The exercise: Retype the listing that follows, exactly as written.

[Start Supplied information]

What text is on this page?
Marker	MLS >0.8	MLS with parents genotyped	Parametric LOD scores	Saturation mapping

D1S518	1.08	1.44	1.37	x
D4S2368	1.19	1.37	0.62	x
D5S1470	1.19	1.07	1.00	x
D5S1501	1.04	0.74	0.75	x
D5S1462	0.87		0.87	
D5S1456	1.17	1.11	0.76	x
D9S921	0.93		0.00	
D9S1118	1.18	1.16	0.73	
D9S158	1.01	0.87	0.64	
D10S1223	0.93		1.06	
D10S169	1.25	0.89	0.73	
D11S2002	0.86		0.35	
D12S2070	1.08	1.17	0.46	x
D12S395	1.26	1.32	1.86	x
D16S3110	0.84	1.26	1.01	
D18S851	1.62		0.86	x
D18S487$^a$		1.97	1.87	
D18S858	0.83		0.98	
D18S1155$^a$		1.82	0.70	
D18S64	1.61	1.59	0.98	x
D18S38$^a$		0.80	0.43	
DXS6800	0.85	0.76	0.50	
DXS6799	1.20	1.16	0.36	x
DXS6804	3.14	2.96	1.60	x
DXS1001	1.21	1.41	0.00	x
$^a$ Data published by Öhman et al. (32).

[End Supplied information]

Right answer:
What text is on this page?
Marker	MLS >0.8	MLS with parents genotyped	Parametric LOD scores	Saturation mapping

D1S518	1.08	1.44	1.37	x
D4S2368	1.19	1.37	0.62	x
D5S1470	1.19	1.07	1.00	x
D5S1501	1.04	0.74	0.75	x
D5S1462	0.87		0.87	
D5S1456	1.17	1.11	0.76	x
D9S921	0.93		0.00	
D9S1118	1.18	1.16	0.73	
D9S158	1.01	0.87	0.64	
D10S1223	0.93		1.06	
D10S169	1.25	0.89	0.73	
D11S2002	0.86		0.35	
D12S2070	1.08	1.17	0.46	x
D12S395	1.26	1.32	1.86	x
D16S3110	0.84	1.26	1.01	
D18S851	1.62		0.86	x
D18S487$^a$		1.97	1.87	
D18S858	0.83		0.98	
D18S1155$^a$		1.82	0.70	
D18S64	1.61	1.59	0.98	x
D18S38$^a$		0.80	0.43	
DXS6800	0.85	0.76	0.50	
DXS6799	1.20	1.16	0.36	x
DXS6804	3.14	2.96	1.60	x
DXS1001	1.21	1.41	0.00	x
$^a$ Data published by Öhman et al. (32).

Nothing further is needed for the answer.